* **Goal of the exercise**
Filter the entries that follow, copying every line in which the word "منشأ" appears.
= = =
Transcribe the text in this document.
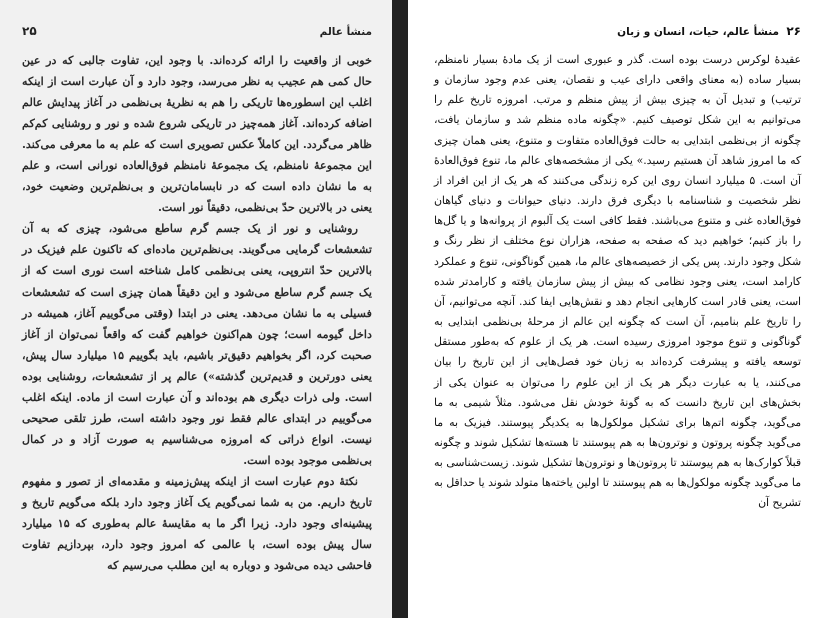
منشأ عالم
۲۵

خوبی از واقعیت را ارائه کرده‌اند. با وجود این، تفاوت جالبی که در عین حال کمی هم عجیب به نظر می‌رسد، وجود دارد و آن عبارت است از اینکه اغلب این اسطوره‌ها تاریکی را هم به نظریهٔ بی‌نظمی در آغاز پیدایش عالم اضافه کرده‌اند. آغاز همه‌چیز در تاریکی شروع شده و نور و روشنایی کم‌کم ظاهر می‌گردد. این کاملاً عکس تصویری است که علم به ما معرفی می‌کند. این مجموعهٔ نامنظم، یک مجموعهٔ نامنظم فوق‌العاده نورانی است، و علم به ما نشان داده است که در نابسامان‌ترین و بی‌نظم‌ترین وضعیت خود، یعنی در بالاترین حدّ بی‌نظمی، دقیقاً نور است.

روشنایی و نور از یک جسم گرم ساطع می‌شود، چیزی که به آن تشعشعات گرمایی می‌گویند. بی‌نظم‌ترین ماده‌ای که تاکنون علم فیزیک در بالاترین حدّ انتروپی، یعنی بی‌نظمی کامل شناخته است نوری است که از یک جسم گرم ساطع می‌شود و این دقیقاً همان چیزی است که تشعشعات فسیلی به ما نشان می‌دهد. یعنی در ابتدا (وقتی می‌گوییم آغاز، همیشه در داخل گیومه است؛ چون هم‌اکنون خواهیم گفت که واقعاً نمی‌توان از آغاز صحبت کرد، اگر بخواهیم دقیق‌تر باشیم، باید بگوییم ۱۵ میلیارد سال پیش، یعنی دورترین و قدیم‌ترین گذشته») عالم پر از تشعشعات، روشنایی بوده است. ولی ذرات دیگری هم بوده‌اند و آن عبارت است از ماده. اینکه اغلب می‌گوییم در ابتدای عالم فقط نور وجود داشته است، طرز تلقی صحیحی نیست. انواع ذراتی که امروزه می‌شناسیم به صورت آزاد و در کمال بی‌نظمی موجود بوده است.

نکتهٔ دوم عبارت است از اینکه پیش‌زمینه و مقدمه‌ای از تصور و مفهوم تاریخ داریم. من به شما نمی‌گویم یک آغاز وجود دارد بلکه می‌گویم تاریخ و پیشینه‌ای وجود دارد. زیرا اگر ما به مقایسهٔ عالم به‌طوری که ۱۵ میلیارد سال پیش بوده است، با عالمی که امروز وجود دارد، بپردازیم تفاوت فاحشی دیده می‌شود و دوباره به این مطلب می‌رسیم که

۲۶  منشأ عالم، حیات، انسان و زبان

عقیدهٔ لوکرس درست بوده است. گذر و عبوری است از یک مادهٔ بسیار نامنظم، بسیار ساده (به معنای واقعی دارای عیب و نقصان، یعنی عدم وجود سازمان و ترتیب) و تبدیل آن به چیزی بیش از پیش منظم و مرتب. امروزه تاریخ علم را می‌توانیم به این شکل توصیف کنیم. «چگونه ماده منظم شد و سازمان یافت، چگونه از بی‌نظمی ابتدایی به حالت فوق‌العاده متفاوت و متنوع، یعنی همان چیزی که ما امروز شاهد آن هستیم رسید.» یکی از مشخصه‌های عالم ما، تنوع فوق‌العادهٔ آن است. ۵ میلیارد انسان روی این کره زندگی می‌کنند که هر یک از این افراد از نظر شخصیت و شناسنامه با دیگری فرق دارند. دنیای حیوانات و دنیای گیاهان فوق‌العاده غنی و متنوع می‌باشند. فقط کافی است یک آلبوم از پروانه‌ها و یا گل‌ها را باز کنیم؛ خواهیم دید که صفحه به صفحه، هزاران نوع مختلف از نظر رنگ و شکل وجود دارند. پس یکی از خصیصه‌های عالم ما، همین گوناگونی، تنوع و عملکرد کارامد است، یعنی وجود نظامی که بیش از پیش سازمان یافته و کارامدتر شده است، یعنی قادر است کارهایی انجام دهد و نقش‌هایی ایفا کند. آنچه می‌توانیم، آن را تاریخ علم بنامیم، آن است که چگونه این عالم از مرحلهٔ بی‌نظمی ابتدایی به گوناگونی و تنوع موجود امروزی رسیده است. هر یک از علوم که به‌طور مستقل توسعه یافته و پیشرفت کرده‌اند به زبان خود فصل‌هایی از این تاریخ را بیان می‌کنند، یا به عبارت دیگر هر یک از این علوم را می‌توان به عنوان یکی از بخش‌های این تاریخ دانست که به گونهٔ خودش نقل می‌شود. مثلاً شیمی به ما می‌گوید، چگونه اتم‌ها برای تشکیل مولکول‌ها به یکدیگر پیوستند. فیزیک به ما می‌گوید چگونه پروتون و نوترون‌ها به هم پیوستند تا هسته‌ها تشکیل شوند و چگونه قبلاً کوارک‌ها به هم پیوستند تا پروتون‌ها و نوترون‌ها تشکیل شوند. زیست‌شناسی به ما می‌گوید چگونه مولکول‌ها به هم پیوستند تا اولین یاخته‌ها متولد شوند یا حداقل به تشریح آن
= = =
* **Answer to this exercise**
منشأ عالم
۲۶  منشأ عالم، حیات، انسان و زبان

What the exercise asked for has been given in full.